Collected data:
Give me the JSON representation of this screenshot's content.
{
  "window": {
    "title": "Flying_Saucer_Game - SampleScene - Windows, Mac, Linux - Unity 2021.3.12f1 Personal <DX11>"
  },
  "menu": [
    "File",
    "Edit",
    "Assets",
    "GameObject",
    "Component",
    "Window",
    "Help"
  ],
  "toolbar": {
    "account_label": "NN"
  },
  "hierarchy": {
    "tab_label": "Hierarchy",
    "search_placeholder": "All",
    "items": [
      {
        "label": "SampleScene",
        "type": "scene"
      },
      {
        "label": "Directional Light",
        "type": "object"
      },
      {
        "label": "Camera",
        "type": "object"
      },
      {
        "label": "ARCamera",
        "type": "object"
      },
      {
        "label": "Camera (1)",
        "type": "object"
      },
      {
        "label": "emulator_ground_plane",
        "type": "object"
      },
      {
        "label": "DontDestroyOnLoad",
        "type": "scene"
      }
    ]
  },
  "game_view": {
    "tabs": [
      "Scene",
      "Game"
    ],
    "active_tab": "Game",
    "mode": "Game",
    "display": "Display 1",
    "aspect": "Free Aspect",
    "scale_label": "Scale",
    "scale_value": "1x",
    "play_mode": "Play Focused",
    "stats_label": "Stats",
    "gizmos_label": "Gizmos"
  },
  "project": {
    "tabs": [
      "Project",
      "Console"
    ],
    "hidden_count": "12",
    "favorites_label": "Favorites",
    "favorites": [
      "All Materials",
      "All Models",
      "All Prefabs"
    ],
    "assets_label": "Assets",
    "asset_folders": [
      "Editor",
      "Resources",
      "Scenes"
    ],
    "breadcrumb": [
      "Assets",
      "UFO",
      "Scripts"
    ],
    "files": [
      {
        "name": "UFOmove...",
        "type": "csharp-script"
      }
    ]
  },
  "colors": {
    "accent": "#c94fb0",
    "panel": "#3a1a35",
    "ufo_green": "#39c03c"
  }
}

What you should do: Return the entries above exactly as they appear.

Written solution:
Give me the JSON representation of this screenshot's content.
{
  "window": {
    "title": "Flying_Saucer_Game - SampleScene - Windows, Mac, Linux - Unity 2021.3.12f1 Personal <DX11>"
  },
  "menu": [
    "File",
    "Edit",
    "Assets",
    "GameObject",
    "Component",
    "Window",
    "Help"
  ],
  "toolbar": {
    "account_label": "NN"
  },
  "hierarchy": {
    "tab_label": "Hierarchy",
    "search_placeholder": "All",
    "items": [
      {
        "label": "SampleScene",
        "type": "scene"
      },
      {
        "label": "Directional Light",
        "type": "object"
      },
      {
        "label": "Camera",
        "type": "object"
      },
      {
        "label": "ARCamera",
        "type": "object"
      },
      {
        "label": "Camera (1)",
        "type": "object"
      },
      {
        "label": "emulator_ground_plane",
        "type": "object"
      },
      {
        "label": "DontDestroyOnLoad",
        "type": "scene"
      }
    ]
  },
  "game_view": {
    "tabs": [
      "Scene",
      "Game"
    ],
    "active_tab": "Game",
    "mode": "Game",
    "display": "Display 1",
    "aspect": "Free Aspect",
    "scale_label": "Scale",
    "scale_value": "1x",
    "play_mode": "Play Focused",
    "stats_label": "Stats",
    "gizmos_label": "Gizmos"
  },
  "project": {
    "tabs": [
      "Project",
      "Console"
    ],
    "hidden_count": "12",
    "favorites_label": "Favorites",
    "favorites": [
      "All Materials",
      "All Models",
      "All Prefabs"
    ],
    "assets_label": "Assets",
    "asset_folders": [
      "Editor",
      "Resources",
      "Scenes"
    ],
    "breadcrumb": [
      "Assets",
      "UFO",
      "Scripts"
    ],
    "files": [
      {
        "name": "UFOmove...",
        "type": "csharp-script"
      }
    ]
  },
  "colors": {
    "accent": "#c94fb0",
    "panel": "#3a1a35",
    "ufo_green": "#39c03c"
  }
}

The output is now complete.